### STATED PROBLEM
Reproduce these lines word for word, everything from the first line down to the one containing "219, 895, 233]", both included.
※
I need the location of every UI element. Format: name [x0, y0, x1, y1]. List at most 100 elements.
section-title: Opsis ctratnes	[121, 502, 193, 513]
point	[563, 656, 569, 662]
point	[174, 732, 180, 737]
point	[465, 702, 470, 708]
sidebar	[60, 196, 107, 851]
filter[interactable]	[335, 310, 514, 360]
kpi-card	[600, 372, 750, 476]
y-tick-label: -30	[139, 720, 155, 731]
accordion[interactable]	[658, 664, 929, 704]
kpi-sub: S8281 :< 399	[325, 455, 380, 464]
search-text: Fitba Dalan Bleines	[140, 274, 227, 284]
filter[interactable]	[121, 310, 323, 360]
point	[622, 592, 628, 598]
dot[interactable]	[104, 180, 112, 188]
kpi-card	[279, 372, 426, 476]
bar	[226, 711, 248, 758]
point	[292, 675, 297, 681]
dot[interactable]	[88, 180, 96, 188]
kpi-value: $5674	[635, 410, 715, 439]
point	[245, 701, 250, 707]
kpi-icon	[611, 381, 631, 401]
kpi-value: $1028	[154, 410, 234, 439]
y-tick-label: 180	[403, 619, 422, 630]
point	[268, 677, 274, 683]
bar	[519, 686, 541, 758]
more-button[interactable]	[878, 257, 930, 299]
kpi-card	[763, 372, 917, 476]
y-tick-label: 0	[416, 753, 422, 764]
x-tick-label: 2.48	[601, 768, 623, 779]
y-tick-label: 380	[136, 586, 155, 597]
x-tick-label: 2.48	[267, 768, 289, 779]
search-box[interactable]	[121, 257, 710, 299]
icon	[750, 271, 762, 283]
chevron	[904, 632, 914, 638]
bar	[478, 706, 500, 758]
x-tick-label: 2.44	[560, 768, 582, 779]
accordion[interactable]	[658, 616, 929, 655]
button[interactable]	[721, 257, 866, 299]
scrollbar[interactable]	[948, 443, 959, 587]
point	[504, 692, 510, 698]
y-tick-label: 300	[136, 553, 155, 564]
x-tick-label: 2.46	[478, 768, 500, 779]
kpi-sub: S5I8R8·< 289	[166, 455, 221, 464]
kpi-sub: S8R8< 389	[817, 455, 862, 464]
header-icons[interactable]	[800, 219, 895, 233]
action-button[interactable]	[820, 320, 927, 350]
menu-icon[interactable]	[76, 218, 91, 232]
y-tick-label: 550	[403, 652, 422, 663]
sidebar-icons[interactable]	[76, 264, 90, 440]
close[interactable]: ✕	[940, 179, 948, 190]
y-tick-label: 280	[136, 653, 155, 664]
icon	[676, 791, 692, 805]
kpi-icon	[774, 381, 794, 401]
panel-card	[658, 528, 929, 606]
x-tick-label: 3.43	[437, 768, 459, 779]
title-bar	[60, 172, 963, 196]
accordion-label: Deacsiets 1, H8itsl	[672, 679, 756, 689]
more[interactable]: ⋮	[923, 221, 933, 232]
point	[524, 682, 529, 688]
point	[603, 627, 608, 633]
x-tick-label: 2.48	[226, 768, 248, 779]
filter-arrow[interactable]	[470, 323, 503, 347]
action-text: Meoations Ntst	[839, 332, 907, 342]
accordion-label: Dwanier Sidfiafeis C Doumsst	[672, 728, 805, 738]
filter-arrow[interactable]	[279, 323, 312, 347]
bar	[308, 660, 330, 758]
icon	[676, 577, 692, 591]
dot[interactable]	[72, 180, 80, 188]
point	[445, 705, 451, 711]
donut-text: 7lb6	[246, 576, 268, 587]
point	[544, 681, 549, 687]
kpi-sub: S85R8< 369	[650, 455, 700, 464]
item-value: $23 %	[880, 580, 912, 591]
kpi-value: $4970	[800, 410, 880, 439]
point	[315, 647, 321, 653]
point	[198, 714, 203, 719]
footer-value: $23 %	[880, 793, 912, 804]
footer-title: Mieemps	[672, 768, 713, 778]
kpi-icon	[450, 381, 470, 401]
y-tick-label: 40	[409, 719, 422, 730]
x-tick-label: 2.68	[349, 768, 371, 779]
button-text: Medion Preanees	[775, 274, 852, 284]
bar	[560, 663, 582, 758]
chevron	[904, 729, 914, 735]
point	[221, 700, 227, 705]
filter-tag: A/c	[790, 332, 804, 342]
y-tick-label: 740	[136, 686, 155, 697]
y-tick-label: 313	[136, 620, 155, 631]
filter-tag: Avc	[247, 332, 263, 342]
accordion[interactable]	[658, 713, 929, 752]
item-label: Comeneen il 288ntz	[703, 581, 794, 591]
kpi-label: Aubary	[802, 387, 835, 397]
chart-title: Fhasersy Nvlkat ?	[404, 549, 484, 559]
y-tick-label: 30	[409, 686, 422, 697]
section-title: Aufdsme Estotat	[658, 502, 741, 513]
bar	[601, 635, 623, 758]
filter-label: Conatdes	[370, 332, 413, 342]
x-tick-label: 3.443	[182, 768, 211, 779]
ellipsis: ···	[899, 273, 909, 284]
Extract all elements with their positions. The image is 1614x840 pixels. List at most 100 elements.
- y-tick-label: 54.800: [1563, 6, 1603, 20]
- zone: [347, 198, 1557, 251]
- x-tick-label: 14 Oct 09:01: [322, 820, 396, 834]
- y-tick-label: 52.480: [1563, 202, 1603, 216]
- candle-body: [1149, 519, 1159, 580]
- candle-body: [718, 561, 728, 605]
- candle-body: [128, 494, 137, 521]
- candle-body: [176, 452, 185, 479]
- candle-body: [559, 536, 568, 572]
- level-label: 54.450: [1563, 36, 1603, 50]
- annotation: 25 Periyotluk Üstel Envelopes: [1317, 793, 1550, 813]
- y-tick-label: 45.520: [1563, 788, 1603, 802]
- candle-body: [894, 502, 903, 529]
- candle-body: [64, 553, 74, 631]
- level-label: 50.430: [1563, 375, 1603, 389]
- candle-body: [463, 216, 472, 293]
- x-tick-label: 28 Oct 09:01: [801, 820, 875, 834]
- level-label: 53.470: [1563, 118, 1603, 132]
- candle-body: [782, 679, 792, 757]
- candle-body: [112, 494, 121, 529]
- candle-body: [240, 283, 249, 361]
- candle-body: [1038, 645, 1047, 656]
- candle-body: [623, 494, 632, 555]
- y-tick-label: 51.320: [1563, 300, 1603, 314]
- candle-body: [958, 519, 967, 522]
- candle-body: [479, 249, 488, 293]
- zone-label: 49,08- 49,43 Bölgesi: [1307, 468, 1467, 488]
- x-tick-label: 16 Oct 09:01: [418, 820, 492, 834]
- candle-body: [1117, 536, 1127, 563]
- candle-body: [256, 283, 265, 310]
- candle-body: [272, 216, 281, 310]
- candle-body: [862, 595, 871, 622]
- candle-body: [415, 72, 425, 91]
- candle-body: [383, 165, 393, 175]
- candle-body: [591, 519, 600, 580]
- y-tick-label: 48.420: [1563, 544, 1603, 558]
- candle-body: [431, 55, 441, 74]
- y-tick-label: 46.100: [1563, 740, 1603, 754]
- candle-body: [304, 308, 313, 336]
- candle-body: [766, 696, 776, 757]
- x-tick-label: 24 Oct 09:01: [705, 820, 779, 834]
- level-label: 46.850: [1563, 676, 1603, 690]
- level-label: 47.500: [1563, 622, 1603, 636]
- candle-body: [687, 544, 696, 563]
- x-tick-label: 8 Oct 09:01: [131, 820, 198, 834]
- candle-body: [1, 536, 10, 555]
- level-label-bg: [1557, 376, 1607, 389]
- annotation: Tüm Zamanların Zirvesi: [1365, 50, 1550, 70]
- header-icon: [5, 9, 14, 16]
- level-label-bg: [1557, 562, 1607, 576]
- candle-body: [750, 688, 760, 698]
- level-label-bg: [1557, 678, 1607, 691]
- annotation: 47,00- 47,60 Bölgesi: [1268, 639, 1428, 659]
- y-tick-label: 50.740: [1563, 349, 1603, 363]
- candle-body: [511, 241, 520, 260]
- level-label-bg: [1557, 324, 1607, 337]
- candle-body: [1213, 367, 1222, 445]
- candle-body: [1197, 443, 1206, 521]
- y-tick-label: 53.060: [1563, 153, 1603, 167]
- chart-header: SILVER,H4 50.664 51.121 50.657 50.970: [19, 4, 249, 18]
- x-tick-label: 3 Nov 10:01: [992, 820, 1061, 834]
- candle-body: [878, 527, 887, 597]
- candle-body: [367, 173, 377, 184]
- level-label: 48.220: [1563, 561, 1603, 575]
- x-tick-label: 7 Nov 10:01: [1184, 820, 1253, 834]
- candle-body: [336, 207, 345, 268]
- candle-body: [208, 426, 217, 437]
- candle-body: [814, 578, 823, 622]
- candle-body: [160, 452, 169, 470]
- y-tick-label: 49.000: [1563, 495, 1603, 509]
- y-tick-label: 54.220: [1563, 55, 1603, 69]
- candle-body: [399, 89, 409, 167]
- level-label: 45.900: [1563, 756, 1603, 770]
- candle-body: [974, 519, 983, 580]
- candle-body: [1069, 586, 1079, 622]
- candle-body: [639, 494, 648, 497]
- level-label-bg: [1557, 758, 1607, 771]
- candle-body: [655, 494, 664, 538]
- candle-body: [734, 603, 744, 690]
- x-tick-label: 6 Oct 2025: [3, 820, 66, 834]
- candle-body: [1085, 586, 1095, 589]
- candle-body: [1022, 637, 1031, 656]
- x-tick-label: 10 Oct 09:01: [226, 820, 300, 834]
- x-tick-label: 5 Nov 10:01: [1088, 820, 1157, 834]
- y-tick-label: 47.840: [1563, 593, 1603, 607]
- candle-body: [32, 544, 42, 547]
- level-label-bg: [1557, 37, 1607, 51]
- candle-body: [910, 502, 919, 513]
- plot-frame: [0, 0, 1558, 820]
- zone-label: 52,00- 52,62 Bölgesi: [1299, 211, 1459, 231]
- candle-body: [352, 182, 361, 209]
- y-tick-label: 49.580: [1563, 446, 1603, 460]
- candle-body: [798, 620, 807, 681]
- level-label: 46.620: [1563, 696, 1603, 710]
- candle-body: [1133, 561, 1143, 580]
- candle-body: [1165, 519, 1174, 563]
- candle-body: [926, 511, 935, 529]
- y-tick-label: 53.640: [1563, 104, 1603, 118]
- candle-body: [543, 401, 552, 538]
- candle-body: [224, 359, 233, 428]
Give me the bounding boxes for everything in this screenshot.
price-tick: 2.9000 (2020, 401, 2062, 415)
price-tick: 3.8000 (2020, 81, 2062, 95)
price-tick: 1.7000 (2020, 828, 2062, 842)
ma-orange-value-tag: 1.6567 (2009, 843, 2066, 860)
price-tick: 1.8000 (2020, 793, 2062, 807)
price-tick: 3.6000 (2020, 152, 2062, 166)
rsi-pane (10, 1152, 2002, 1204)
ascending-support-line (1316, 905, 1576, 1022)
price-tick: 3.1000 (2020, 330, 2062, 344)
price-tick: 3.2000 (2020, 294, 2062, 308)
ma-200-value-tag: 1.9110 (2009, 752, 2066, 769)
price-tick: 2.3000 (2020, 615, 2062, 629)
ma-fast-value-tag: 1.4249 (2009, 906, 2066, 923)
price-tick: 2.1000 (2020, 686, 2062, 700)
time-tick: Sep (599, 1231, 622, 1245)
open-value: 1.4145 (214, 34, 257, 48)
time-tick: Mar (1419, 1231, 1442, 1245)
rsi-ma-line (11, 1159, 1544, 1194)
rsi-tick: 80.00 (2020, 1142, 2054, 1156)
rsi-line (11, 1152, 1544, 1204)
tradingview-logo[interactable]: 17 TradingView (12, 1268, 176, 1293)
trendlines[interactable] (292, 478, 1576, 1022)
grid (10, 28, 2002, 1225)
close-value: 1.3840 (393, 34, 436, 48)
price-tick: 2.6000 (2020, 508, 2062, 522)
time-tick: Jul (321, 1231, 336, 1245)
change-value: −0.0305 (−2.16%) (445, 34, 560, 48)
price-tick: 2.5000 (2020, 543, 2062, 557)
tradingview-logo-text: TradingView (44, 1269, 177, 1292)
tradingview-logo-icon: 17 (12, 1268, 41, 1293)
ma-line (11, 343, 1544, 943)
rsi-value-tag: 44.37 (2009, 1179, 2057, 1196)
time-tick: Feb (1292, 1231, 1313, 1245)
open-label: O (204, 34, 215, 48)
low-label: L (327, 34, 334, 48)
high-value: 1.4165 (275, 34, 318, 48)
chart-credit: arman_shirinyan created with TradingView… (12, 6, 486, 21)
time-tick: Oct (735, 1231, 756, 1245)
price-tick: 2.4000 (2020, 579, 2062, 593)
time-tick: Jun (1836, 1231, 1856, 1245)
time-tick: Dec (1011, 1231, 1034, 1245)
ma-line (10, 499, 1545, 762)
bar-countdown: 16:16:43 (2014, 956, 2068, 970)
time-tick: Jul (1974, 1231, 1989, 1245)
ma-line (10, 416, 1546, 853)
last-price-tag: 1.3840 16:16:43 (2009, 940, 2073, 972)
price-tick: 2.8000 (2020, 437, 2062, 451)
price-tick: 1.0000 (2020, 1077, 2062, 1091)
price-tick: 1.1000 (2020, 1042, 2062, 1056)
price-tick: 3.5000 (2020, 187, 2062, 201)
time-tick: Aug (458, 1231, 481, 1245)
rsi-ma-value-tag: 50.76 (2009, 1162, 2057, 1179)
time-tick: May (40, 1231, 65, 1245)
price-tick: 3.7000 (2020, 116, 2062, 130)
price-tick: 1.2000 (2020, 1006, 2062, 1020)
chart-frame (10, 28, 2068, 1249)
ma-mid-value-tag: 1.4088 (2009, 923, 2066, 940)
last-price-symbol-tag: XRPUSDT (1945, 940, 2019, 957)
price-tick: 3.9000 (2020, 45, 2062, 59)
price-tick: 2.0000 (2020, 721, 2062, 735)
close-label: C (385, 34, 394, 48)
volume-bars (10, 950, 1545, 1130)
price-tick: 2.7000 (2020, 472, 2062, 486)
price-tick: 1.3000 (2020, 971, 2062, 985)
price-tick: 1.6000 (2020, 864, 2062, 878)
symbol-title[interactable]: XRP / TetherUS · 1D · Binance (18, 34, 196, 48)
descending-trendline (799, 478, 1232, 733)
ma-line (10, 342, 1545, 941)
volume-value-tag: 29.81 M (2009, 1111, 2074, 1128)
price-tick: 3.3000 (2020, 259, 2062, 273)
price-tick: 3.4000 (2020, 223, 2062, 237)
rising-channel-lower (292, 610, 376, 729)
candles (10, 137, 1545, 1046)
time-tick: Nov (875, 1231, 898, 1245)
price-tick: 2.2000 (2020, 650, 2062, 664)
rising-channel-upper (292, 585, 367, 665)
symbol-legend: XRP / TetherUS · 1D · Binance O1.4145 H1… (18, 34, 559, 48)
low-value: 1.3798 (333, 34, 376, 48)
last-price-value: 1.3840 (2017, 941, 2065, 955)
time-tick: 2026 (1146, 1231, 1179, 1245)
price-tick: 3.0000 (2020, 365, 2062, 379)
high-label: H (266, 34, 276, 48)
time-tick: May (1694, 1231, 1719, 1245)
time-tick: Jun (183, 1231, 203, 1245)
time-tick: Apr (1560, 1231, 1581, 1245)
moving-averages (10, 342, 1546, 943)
※
### SOLUTION TO THE EXERCISE
I need the location of every UI element. Format: name [x0, y0, x1, y1]. List at most 100 elements.
section-title: Opsis ctratnes	[121, 502, 193, 513]
point	[563, 656, 569, 662]
point	[174, 732, 180, 737]
point	[465, 702, 470, 708]
sidebar	[60, 196, 107, 851]
filter[interactable]	[335, 310, 514, 360]
kpi-card	[600, 372, 750, 476]
y-tick-label: -30	[139, 720, 155, 731]
accordion[interactable]	[658, 664, 929, 704]
kpi-sub: S8281 :< 399	[325, 455, 380, 464]
search-text: Fitba Dalan Bleines	[140, 274, 227, 284]
filter[interactable]	[121, 310, 323, 360]
point	[622, 592, 628, 598]
dot[interactable]	[104, 180, 112, 188]
kpi-card	[279, 372, 426, 476]
bar	[226, 711, 248, 758]
point	[292, 675, 297, 681]
dot[interactable]	[88, 180, 96, 188]
kpi-value: $5674	[635, 410, 715, 439]
point	[245, 701, 250, 707]
kpi-icon	[611, 381, 631, 401]
kpi-value: $1028	[154, 410, 234, 439]
y-tick-label: 180	[403, 619, 422, 630]
point	[268, 677, 274, 683]
bar	[519, 686, 541, 758]
more-button[interactable]	[878, 257, 930, 299]
kpi-card	[763, 372, 917, 476]
y-tick-label: 0	[416, 753, 422, 764]
x-tick-label: 2.48	[601, 768, 623, 779]
y-tick-label: 380	[136, 586, 155, 597]
x-tick-label: 2.48	[267, 768, 289, 779]
search-box[interactable]	[121, 257, 710, 299]
icon	[750, 271, 762, 283]
chevron	[904, 632, 914, 638]
bar	[478, 706, 500, 758]
x-tick-label: 2.44	[560, 768, 582, 779]
accordion[interactable]	[658, 616, 929, 655]
button[interactable]	[721, 257, 866, 299]
scrollbar[interactable]	[948, 443, 959, 587]
point	[504, 692, 510, 698]
y-tick-label: 300	[136, 553, 155, 564]
x-tick-label: 2.46	[478, 768, 500, 779]
kpi-sub: S5I8R8·< 289	[166, 455, 221, 464]
kpi-sub: S8R8< 389	[817, 455, 862, 464]
header-icons[interactable]	[800, 219, 895, 233]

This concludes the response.